What the exercise asks: Provide only the number of lines in the data below that contain the word "still".

Available data:

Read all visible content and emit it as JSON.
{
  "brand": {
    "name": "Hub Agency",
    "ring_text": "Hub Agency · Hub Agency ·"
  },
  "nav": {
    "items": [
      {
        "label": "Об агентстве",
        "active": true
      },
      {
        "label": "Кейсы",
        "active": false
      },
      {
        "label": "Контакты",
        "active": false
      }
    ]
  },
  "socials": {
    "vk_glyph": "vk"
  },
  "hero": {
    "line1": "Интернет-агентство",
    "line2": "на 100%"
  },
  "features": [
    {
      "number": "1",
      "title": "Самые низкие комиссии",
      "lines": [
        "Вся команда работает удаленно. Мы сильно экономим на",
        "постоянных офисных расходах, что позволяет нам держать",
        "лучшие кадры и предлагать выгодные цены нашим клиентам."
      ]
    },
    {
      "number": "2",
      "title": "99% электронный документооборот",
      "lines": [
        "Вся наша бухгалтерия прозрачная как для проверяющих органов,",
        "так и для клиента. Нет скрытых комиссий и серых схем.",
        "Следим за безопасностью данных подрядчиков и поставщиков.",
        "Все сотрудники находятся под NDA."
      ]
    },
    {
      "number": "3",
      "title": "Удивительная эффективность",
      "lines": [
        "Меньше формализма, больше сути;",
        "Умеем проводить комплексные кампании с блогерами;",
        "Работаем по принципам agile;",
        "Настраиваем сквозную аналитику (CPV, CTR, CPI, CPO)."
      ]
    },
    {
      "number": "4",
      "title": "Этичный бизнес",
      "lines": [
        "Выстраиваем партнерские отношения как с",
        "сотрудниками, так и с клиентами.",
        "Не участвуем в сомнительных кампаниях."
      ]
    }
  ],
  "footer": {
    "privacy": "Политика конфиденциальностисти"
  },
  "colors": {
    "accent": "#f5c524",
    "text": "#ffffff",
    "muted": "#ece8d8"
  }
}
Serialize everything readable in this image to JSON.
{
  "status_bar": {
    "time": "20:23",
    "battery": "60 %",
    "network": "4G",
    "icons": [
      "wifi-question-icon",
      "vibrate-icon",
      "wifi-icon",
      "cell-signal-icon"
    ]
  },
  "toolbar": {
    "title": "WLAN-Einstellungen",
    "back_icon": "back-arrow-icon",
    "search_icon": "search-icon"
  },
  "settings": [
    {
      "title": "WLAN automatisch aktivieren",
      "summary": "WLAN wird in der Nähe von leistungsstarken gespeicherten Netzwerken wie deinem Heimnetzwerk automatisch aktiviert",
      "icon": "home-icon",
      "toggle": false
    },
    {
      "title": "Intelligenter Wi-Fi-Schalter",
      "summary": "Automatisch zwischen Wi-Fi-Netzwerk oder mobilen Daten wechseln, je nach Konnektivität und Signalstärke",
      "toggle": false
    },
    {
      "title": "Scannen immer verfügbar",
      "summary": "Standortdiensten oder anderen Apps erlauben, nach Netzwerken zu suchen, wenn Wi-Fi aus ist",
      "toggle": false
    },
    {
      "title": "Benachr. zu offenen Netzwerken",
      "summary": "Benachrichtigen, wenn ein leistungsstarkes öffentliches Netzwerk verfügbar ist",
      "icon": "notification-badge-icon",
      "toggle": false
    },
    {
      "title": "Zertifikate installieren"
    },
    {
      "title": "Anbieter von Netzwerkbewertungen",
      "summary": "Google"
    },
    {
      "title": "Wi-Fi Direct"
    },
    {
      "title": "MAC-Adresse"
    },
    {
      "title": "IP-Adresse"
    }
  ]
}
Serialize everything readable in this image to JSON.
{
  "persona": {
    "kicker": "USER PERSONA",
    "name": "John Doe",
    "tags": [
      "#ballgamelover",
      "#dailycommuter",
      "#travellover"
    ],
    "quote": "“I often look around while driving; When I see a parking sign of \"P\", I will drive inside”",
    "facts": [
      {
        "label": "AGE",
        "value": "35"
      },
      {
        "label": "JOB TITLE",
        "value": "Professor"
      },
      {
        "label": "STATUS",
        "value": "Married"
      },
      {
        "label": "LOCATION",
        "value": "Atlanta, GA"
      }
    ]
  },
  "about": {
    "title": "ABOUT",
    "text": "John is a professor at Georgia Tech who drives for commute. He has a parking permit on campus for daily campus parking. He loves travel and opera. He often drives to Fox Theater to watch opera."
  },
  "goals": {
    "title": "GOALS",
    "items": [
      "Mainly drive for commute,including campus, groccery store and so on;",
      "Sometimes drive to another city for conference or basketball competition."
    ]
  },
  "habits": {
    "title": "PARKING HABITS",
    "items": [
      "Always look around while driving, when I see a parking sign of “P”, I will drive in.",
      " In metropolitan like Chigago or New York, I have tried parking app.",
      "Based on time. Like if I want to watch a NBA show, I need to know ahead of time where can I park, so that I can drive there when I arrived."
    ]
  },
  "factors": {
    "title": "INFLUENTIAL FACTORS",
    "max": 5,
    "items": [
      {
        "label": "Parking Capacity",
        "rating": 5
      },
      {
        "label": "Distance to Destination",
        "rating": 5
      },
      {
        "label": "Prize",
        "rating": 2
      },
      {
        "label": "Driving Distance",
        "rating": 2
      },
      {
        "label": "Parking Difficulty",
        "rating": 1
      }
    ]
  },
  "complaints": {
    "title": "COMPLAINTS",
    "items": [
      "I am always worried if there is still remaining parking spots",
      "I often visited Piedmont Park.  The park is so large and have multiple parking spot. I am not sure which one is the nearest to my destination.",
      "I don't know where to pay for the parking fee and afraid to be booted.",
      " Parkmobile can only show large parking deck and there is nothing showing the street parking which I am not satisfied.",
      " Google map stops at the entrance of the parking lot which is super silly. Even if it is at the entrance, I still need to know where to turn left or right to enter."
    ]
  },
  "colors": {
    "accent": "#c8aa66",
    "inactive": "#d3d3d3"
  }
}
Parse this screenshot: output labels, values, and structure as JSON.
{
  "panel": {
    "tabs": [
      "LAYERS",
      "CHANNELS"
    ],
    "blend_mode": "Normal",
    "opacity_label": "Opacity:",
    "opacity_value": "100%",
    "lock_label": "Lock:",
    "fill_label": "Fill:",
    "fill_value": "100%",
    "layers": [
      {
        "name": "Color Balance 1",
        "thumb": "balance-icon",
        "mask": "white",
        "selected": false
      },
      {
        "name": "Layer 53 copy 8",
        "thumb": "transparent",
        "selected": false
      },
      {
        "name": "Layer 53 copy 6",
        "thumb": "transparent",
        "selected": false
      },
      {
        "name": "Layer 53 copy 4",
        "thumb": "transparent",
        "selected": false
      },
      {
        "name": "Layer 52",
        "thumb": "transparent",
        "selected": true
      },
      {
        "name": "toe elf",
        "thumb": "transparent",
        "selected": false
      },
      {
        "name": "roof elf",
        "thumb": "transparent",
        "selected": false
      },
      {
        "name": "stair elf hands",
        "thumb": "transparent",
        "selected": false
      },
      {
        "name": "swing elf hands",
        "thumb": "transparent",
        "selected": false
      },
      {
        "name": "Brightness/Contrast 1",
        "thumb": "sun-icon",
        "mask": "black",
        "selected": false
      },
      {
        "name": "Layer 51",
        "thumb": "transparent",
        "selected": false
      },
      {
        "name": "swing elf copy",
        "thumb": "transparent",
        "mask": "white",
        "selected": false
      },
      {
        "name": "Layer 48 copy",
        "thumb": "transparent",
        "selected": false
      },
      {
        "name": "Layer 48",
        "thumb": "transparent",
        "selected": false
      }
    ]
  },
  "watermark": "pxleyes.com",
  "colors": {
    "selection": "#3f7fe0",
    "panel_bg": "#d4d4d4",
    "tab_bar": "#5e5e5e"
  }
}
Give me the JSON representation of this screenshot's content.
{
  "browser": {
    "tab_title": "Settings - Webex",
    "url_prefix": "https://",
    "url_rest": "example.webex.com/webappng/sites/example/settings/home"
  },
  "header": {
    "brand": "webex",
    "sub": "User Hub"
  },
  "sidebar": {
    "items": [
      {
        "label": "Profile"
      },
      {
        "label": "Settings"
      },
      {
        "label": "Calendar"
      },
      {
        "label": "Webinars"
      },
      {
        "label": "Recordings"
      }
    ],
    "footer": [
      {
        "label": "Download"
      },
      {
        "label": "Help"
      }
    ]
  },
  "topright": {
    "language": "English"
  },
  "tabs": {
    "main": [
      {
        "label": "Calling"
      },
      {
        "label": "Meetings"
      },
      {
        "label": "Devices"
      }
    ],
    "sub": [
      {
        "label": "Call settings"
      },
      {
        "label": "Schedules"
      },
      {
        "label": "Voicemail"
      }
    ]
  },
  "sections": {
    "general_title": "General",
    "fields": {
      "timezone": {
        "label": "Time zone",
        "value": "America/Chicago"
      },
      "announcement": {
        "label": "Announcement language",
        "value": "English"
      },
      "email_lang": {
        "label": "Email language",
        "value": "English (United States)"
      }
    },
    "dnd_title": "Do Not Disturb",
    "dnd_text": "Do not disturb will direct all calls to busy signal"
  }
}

Result: 2